Task objective -
Read through the data and report every line in which the word "chevron" occurs.

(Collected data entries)
/---

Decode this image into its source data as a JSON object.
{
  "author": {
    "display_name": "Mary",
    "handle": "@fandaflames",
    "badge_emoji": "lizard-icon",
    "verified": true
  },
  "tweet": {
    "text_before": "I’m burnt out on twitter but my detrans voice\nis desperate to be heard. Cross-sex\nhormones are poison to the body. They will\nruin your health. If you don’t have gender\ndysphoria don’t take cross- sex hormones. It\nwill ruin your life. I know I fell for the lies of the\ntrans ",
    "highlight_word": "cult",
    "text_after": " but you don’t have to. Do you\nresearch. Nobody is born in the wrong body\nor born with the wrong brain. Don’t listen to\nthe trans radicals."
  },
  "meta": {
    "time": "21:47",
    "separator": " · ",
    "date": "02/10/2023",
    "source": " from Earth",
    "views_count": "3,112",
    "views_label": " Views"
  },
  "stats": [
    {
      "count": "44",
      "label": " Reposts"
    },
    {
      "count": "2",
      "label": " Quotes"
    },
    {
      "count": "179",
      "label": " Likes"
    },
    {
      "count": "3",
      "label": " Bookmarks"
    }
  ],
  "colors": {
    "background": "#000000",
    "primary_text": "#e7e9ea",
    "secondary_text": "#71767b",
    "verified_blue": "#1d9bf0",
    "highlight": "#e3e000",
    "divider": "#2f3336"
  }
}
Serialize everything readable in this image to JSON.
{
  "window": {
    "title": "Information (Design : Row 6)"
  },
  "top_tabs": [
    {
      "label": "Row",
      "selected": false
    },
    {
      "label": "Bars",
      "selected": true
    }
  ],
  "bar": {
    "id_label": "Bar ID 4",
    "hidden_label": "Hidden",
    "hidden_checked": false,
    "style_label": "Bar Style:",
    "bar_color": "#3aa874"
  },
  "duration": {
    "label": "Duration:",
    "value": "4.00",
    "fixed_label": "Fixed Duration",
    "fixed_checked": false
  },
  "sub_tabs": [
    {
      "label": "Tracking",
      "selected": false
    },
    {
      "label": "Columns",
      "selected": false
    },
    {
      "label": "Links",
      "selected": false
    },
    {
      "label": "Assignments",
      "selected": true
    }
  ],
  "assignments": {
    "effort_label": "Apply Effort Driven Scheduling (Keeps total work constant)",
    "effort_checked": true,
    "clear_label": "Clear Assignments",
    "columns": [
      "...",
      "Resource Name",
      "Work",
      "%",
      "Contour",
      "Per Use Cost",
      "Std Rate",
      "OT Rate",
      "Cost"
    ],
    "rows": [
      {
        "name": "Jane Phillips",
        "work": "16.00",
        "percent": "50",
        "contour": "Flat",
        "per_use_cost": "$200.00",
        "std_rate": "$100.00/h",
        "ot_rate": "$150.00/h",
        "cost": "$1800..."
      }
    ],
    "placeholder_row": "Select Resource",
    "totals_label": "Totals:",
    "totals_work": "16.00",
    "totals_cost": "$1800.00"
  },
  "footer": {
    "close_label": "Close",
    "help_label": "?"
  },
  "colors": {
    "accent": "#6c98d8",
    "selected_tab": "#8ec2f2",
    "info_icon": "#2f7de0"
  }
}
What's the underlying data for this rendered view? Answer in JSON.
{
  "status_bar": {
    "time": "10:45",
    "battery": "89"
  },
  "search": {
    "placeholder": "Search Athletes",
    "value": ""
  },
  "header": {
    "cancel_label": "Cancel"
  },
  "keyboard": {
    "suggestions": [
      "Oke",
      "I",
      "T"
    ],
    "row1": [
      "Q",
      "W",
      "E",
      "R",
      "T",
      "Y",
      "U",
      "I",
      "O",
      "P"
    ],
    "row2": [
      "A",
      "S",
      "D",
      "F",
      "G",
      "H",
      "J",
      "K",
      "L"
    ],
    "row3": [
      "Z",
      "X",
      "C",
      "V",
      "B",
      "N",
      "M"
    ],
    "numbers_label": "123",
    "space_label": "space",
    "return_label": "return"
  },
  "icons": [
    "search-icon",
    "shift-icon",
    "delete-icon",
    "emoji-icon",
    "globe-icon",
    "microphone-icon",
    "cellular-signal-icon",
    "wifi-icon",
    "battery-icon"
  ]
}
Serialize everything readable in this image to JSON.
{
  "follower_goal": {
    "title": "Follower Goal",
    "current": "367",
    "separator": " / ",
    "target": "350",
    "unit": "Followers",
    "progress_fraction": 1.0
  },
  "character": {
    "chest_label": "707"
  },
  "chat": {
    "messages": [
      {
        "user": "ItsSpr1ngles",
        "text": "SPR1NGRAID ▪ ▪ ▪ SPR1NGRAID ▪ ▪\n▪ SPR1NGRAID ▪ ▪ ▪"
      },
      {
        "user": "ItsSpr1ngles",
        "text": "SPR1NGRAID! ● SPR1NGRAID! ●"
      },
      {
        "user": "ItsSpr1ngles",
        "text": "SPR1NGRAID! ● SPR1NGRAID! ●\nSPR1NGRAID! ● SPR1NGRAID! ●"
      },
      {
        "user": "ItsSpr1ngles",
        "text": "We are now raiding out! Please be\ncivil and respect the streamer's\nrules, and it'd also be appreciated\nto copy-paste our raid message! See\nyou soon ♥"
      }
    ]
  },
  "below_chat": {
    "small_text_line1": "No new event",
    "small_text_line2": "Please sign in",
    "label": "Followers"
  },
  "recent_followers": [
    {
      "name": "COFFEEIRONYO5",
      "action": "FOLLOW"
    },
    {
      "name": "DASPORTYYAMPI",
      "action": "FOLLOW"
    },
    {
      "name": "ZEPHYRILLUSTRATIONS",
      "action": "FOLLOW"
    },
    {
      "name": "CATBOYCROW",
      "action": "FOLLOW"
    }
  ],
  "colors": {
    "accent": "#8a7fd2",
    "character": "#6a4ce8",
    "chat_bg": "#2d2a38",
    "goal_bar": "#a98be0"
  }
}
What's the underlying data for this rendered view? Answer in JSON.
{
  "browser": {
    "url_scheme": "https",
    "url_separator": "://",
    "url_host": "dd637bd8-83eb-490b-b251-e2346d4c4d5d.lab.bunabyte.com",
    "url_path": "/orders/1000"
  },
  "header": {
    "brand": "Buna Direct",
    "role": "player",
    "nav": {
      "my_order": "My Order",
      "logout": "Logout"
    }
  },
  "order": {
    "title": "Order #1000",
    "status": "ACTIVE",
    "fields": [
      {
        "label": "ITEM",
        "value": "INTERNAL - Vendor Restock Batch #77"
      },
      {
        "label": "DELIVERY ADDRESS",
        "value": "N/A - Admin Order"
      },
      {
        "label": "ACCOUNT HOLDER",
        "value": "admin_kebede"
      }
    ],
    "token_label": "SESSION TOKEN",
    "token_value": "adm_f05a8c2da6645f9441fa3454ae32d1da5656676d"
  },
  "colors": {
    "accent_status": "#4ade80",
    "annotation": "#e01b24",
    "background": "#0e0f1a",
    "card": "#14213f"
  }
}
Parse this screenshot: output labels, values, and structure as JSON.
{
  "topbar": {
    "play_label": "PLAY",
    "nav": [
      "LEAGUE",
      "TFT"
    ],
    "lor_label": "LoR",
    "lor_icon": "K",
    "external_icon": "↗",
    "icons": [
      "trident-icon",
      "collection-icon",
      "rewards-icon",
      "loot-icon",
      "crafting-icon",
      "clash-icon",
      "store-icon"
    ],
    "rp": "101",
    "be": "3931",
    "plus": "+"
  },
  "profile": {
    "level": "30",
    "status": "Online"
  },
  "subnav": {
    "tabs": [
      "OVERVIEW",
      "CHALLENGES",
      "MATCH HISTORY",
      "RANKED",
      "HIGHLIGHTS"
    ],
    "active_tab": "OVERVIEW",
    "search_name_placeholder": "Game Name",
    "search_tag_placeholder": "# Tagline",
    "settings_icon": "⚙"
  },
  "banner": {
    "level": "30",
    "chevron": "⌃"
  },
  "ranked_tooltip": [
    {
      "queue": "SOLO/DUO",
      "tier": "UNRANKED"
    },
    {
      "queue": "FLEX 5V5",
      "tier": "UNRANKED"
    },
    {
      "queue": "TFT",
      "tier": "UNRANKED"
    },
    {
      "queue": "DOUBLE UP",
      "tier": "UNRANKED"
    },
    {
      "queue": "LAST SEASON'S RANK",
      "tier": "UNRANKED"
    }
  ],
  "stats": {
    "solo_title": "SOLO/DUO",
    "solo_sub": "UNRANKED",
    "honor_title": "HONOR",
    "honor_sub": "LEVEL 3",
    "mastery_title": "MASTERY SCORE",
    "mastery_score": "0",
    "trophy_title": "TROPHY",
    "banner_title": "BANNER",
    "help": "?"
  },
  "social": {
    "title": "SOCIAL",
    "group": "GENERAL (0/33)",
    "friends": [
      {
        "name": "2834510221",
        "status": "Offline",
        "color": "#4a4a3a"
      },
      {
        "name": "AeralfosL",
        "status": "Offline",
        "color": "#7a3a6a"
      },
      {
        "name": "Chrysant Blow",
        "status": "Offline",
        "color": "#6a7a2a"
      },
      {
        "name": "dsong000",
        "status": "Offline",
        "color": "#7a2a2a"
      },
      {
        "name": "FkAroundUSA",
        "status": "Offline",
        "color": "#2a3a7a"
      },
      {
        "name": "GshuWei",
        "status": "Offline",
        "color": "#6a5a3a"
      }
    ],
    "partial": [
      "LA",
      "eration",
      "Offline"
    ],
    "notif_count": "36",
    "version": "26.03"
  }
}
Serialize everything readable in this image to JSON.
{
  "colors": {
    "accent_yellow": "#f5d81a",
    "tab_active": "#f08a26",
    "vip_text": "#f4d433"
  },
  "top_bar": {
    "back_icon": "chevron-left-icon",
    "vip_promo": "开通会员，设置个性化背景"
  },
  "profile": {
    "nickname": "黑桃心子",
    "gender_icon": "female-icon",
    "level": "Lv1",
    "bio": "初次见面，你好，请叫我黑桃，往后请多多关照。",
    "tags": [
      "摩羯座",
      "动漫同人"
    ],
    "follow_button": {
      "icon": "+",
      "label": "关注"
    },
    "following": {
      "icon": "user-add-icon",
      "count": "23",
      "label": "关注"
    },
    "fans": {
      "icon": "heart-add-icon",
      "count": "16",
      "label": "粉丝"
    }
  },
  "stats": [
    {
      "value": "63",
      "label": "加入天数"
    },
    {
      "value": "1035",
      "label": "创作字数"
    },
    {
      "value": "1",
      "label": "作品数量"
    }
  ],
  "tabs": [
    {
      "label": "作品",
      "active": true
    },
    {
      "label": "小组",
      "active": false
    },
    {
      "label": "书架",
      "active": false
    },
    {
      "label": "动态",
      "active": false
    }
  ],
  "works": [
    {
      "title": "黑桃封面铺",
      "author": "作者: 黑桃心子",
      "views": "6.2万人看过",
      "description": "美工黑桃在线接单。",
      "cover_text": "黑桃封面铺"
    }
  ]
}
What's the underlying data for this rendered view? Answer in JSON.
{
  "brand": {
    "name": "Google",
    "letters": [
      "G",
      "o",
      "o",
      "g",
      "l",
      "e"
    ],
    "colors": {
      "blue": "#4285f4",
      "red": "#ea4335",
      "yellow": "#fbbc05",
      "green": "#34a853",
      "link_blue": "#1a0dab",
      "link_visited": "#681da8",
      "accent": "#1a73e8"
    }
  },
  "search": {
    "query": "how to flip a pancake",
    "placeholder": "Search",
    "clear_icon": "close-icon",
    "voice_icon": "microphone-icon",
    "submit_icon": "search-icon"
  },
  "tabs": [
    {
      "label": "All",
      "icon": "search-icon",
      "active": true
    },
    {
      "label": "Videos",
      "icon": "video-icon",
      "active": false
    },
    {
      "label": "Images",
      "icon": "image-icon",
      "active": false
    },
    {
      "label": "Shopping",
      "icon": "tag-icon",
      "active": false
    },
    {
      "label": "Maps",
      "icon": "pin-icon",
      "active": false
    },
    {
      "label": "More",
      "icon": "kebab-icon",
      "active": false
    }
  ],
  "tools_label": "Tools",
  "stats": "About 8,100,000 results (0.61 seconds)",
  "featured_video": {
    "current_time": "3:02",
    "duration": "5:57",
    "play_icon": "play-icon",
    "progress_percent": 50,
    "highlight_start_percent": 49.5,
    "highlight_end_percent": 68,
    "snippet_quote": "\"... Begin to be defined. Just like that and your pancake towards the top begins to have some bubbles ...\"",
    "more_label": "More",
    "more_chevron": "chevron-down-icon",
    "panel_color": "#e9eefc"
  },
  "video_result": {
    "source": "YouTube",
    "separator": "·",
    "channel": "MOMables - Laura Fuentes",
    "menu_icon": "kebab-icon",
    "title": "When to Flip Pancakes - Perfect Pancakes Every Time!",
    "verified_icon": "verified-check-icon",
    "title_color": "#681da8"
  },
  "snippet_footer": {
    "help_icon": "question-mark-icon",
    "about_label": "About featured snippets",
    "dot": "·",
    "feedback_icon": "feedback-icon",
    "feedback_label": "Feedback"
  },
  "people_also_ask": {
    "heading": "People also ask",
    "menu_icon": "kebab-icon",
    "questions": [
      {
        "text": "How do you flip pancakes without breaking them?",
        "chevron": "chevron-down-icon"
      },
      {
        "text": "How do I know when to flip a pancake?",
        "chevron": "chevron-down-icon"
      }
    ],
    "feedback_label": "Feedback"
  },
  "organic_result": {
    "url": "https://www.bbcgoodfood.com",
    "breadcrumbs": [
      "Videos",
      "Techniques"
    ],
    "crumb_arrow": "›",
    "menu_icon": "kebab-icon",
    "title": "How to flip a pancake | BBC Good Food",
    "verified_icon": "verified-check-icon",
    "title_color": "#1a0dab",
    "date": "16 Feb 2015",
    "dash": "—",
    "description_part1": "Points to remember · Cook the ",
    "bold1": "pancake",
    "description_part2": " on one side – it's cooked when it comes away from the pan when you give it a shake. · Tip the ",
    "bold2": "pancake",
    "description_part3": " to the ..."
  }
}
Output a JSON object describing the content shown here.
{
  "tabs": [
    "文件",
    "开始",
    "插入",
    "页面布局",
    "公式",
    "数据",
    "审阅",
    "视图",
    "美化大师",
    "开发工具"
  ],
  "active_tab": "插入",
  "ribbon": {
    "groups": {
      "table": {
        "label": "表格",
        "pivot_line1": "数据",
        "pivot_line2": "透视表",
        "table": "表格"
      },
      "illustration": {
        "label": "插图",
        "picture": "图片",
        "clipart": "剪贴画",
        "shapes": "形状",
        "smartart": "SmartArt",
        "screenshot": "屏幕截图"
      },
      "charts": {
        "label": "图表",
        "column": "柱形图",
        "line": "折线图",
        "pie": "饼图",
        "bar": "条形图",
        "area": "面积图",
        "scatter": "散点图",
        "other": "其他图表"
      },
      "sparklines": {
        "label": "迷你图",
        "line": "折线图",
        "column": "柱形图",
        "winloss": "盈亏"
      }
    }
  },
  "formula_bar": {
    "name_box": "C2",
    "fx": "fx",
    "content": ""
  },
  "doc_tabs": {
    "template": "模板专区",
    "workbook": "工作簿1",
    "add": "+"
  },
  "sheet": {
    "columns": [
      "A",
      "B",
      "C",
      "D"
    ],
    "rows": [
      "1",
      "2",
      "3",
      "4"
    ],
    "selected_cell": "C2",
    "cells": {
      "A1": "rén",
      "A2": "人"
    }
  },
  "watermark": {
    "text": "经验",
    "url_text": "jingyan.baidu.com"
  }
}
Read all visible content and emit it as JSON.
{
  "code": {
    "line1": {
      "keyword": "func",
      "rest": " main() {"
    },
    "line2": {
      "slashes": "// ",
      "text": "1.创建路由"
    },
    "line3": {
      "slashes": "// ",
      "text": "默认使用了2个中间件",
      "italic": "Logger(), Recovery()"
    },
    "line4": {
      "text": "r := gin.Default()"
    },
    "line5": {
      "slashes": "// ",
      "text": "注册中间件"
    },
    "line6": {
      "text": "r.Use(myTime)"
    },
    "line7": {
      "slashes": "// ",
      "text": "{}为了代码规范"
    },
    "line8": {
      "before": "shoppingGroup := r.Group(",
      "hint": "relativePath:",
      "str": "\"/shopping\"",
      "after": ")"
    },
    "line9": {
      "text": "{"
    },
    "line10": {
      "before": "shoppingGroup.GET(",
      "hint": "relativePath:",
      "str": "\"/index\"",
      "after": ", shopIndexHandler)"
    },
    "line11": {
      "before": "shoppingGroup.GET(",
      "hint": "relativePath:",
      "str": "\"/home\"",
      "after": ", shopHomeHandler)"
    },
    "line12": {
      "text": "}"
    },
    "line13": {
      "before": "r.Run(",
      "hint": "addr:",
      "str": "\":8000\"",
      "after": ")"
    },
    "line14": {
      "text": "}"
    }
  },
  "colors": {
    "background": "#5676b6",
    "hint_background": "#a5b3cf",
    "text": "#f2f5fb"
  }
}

\---

Exercise result -
    "chevron": "⌃"
    "back_icon": "chevron-left-icon",
    "more_chevron": "chevron-down-icon",
        "chevron": "chevron-down-icon"
        "chevron": "chevron-down-icon"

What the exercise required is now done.